Exercise directions ▸
Look for the string "this" and copy every line that has it.
───
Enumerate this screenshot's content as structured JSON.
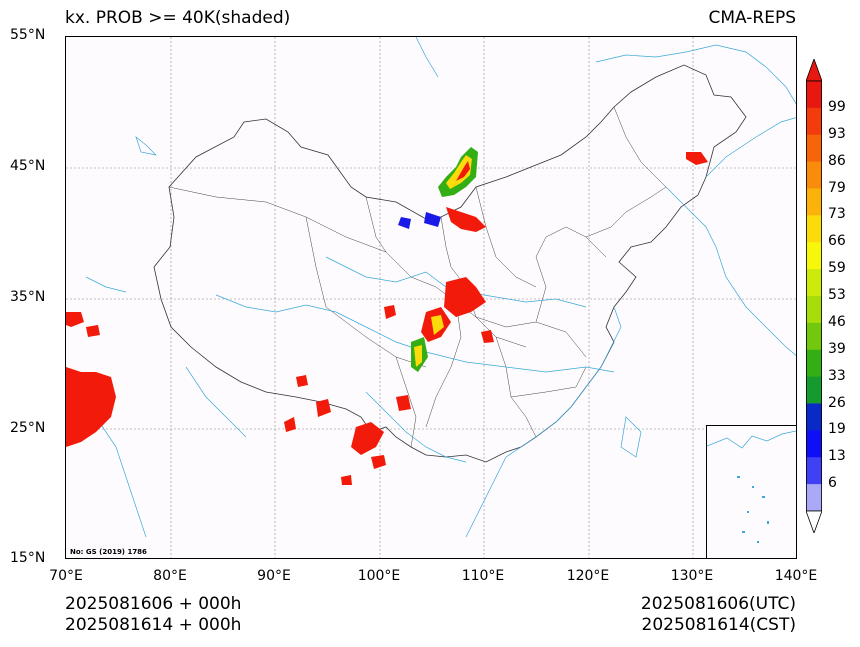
{
  "title_left": "kx. PROB >= 40K(shaded)",
  "title_right": "CMA-REPS",
  "lat_ticks": [
    "55°N",
    "45°N",
    "35°N",
    "25°N",
    "15°N"
  ],
  "lon_ticks": [
    "70°E",
    "80°E",
    "90°E",
    "100°E",
    "110°E",
    "120°E",
    "130°E",
    "140°E"
  ],
  "footer_left_line1": "2025081606  +  000h",
  "footer_left_line2": "2025081614  +  000h",
  "footer_right_line1": "2025081606(UTC)",
  "footer_right_line2": "2025081614(CST)",
  "source_note": "No: GS (2019) 1786",
  "colorbar": {
    "labels": [
      "99",
      "93",
      "86",
      "79",
      "73",
      "66",
      "59",
      "53",
      "46",
      "39",
      "33",
      "26",
      "19",
      "13",
      "6"
    ],
    "colors": [
      "#e8170f",
      "#f23c0b",
      "#f7650a",
      "#f98c0b",
      "#fbb30b",
      "#fbdb0b",
      "#f6f70b",
      "#ccea0b",
      "#a7dd0b",
      "#72c80d",
      "#33ae14",
      "#159a2e",
      "#0a2ac8",
      "#0f0ff7",
      "#4040f4",
      "#a9a9f8"
    ],
    "over_color": "#e8170f",
    "under_color": "#ffffff"
  },
  "colors": {
    "coastline": "#3aa8d8",
    "border": "#333333",
    "grid": "#888888",
    "high_prob": "#f21a0a"
  }
}
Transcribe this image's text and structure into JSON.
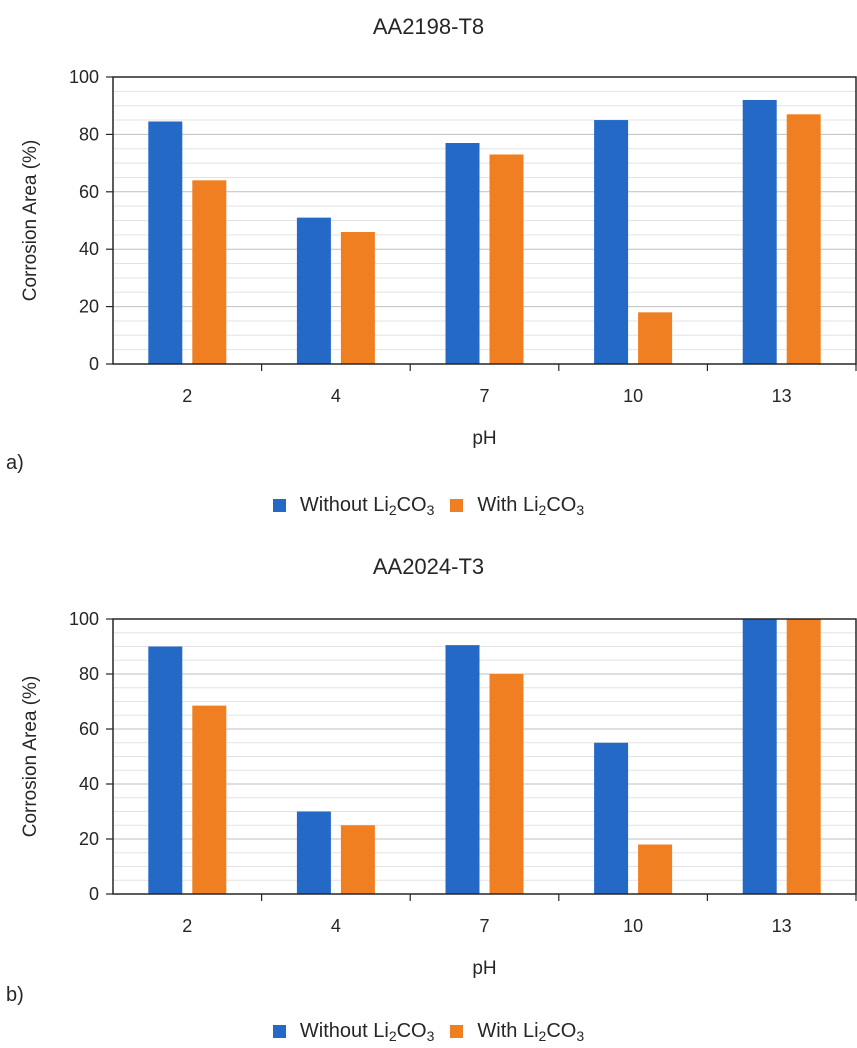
{
  "chart_data": [
    {
      "panel": "a)",
      "type": "bar",
      "title": "AA2198-T8",
      "xlabel": "pH",
      "ylabel": "Corrosion Area (%)",
      "ylim": [
        0,
        100
      ],
      "yticks": [
        "0",
        "20",
        "40",
        "60",
        "80",
        "100"
      ],
      "categories": [
        "2",
        "4",
        "7",
        "10",
        "13"
      ],
      "series": [
        {
          "name_main": "Without Li",
          "name_sub1": "2",
          "name_mid": "CO",
          "name_sub2": "3",
          "color": "#2469c6",
          "values": [
            84.5,
            51,
            77,
            85,
            92
          ]
        },
        {
          "name_main": "With Li",
          "name_sub1": "2",
          "name_mid": "CO",
          "name_sub2": "3",
          "color": "#f07f22",
          "values": [
            64,
            46,
            73,
            18,
            87
          ]
        }
      ],
      "grid": "horizontal",
      "legend_position": "bottom"
    },
    {
      "panel": "b)",
      "type": "bar",
      "title": "AA2024-T3",
      "xlabel": "pH",
      "ylabel": "Corrosion Area (%)",
      "ylim": [
        0,
        100
      ],
      "yticks": [
        "0",
        "20",
        "40",
        "60",
        "80",
        "100"
      ],
      "categories": [
        "2",
        "4",
        "7",
        "10",
        "13"
      ],
      "series": [
        {
          "name_main": "Without Li",
          "name_sub1": "2",
          "name_mid": "CO",
          "name_sub2": "3",
          "color": "#2469c6",
          "values": [
            90,
            30,
            90.5,
            55,
            100
          ]
        },
        {
          "name_main": "With Li",
          "name_sub1": "2",
          "name_mid": "CO",
          "name_sub2": "3",
          "color": "#f07f22",
          "values": [
            68.5,
            25,
            80,
            18,
            100
          ]
        }
      ],
      "grid": "horizontal",
      "legend_position": "bottom"
    }
  ]
}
───
Problem solution ▸
Enumerate this screenshot's content as structured JSON.
Transcribe this image's text and structure into JSON.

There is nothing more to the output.